_Work to be completed_
The answer should consist of all the records, written out word for word.

== The records ==

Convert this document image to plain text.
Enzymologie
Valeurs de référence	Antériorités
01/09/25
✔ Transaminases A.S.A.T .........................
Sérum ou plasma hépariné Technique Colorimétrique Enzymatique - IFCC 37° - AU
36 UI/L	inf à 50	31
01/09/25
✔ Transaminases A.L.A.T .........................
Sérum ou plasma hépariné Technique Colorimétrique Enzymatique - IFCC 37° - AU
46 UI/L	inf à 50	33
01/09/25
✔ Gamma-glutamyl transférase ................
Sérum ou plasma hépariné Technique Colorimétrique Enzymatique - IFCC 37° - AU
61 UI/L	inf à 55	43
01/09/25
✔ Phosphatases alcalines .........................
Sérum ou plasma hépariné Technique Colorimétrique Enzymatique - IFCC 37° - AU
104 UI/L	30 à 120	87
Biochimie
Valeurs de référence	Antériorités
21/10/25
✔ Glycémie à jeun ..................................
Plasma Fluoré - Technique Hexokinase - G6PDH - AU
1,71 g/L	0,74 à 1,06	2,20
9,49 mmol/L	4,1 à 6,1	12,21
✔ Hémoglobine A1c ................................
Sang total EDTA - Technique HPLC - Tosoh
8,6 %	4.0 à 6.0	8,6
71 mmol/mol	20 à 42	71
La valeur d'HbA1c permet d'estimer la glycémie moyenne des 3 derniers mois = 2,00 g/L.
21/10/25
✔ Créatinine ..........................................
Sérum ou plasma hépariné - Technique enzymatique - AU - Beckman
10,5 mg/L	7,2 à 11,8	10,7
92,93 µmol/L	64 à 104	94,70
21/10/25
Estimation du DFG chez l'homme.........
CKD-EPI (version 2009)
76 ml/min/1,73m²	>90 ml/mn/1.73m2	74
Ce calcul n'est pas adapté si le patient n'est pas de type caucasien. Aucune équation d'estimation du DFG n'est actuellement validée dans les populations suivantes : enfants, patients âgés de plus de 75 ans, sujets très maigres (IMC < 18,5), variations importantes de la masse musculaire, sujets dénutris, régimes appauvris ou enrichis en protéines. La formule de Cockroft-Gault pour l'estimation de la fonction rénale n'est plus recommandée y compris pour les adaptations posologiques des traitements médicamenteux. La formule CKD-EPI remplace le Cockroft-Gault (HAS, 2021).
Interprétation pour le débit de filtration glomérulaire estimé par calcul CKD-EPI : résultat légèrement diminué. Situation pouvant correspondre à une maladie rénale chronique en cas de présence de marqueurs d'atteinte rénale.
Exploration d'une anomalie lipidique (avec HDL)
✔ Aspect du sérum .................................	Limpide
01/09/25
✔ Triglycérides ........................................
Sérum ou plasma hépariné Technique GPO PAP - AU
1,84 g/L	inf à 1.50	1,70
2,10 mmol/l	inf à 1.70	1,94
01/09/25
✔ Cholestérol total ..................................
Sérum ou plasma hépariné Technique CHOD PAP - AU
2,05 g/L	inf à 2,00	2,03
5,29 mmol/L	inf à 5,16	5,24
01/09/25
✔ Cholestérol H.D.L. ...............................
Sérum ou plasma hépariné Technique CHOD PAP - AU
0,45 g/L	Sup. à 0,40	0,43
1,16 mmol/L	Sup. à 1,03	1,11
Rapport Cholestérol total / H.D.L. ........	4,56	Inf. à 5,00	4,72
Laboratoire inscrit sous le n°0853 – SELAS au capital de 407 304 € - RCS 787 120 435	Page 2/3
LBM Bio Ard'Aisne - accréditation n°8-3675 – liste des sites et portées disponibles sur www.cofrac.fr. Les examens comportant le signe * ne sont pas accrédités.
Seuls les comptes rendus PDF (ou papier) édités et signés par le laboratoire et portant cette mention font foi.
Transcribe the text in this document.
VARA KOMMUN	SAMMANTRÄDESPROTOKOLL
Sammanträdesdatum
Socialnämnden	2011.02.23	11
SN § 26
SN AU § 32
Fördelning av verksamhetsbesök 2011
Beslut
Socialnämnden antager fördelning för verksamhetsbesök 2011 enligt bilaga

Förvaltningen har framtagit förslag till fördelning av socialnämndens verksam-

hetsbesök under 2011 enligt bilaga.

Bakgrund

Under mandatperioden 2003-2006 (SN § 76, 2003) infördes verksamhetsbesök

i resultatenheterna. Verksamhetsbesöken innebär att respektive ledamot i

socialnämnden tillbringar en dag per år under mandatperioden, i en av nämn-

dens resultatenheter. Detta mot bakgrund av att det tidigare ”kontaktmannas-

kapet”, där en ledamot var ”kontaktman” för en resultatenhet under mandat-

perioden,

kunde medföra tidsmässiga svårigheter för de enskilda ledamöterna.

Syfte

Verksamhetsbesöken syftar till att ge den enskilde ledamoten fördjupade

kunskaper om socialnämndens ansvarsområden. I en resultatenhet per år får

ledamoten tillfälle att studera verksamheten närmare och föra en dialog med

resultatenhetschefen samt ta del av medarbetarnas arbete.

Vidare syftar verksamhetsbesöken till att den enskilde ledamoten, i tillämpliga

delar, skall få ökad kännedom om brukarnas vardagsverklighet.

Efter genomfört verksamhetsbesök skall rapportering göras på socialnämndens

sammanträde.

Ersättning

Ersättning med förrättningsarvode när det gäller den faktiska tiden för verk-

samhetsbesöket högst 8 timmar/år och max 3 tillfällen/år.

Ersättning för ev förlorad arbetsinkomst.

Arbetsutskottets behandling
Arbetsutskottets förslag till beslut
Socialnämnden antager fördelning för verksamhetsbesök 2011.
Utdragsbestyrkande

===

_Answer to the exercise_
Convert this document image to plain text.
Enzymologie
Valeurs de référence	Antériorités
01/09/25
✔ Transaminases A.S.A.T .........................
Sérum ou plasma hépariné Technique Colorimétrique Enzymatique - IFCC 37° - AU
36 UI/L	inf à 50	31
01/09/25
✔ Transaminases A.L.A.T .........................
Sérum ou plasma hépariné Technique Colorimétrique Enzymatique - IFCC 37° - AU
46 UI/L	inf à 50	33
01/09/25
✔ Gamma-glutamyl transférase ................
Sérum ou plasma hépariné Technique Colorimétrique Enzymatique - IFCC 37° - AU
61 UI/L	inf à 55	43
01/09/25
✔ Phosphatases alcalines .........................
Sérum ou plasma hépariné Technique Colorimétrique Enzymatique - IFCC 37° - AU
104 UI/L	30 à 120	87
Biochimie
Valeurs de référence	Antériorités
21/10/25
✔ Glycémie à jeun ..................................
Plasma Fluoré - Technique Hexokinase - G6PDH - AU
1,71 g/L	0,74 à 1,06	2,20
9,49 mmol/L	4,1 à 6,1	12,21
✔ Hémoglobine A1c ................................
Sang total EDTA - Technique HPLC - Tosoh
8,6 %	4.0 à 6.0	8,6
71 mmol/mol	20 à 42	71
La valeur d'HbA1c permet d'estimer la glycémie moyenne des 3 derniers mois = 2,00 g/L.
21/10/25
✔ Créatinine ..........................................
Sérum ou plasma hépariné - Technique enzymatique - AU - Beckman
10,5 mg/L	7,2 à 11,8	10,7
92,93 µmol/L	64 à 104	94,70
21/10/25
Estimation du DFG chez l'homme.........
CKD-EPI (version 2009)
76 ml/min/1,73m²	>90 ml/mn/1.73m2	74
Ce calcul n'est pas adapté si le patient n'est pas de type caucasien. Aucune équation d'estimation du DFG n'est actuellement validée dans les populations suivantes : enfants, patients âgés de plus de 75 ans, sujets très maigres (IMC < 18,5), variations importantes de la masse musculaire, sujets dénutris, régimes appauvris ou enrichis en protéines. La formule de Cockroft-Gault pour l'estimation de la fonction rénale n'est plus recommandée y compris pour les adaptations posologiques des traitements médicamenteux. La formule CKD-EPI remplace le Cockroft-Gault (HAS, 2021).
Interprétation pour le débit de filtration glomérulaire estimé par calcul CKD-EPI : résultat légèrement diminué. Situation pouvant correspondre à une maladie rénale chronique en cas de présence de marqueurs d'atteinte rénale.
Exploration d'une anomalie lipidique (avec HDL)
✔ Aspect du sérum .................................	Limpide
01/09/25
✔ Triglycérides ........................................
Sérum ou plasma hépariné Technique GPO PAP - AU
1,84 g/L	inf à 1.50	1,70
2,10 mmol/l	inf à 1.70	1,94
01/09/25
✔ Cholestérol total ..................................
Sérum ou plasma hépariné Technique CHOD PAP - AU
2,05 g/L	inf à 2,00	2,03
5,29 mmol/L	inf à 5,16	5,24
01/09/25
✔ Cholestérol H.D.L. ...............................
Sérum ou plasma hépariné Technique CHOD PAP - AU
0,45 g/L	Sup. à 0,40	0,43
1,16 mmol/L	Sup. à 1,03	1,11
Rapport Cholestérol total / H.D.L. ........	4,56	Inf. à 5,00	4,72
Laboratoire inscrit sous le n°0853 – SELAS au capital de 407 304 € - RCS 787 120 435	Page 2/3
LBM Bio Ard'Aisne - accréditation n°8-3675 – liste des sites et portées disponibles sur www.cofrac.fr. Les examens comportant le signe * ne sont pas accrédités.
Seuls les comptes rendus PDF (ou papier) édités et signés par le laboratoire et portant cette mention font foi.
Transcribe the text in this document.
VARA KOMMUN	SAMMANTRÄDESPROTOKOLL
Sammanträdesdatum
Socialnämnden	2011.02.23	11
SN § 26
SN AU § 32
Fördelning av verksamhetsbesök 2011
Beslut
Socialnämnden antager fördelning för verksamhetsbesök 2011 enligt bilaga

Förvaltningen har framtagit förslag till fördelning av socialnämndens verksam-

hetsbesök under 2011 enligt bilaga.

Bakgrund

Under mandatperioden 2003-2006 (SN § 76, 2003) infördes verksamhetsbesök

i resultatenheterna. Verksamhetsbesöken innebär att respektive ledamot i

socialnämnden tillbringar en dag per år under mandatperioden, i en av nämn-

dens resultatenheter. Detta mot bakgrund av att det tidigare ”kontaktmannas-

kapet”, där en ledamot var ”kontaktman” för en resultatenhet under mandat-

perioden,

kunde medföra tidsmässiga svårigheter för de enskilda ledamöterna.

Syfte

Verksamhetsbesöken syftar till att ge den enskilde ledamoten fördjupade

kunskaper om socialnämndens ansvarsområden. I en resultatenhet per år får

ledamoten tillfälle att studera verksamheten närmare och föra en dialog med

resultatenhetschefen samt ta del av medarbetarnas arbete.

Vidare syftar verksamhetsbesöken till att den enskilde ledamoten, i tillämpliga

delar, skall få ökad kännedom om brukarnas vardagsverklighet.

Efter genomfört verksamhetsbesök skall rapportering göras på socialnämndens

sammanträde.

Ersättning

Ersättning med förrättningsarvode när det gäller den faktiska tiden för verk-

samhetsbesöket högst 8 timmar/år och max 3 tillfällen/år.

Ersättning för ev förlorad arbetsinkomst.

Arbetsutskottets behandling
Arbetsutskottets förslag till beslut
Socialnämnden antager fördelning för verksamhetsbesök 2011.
Utdragsbestyrkande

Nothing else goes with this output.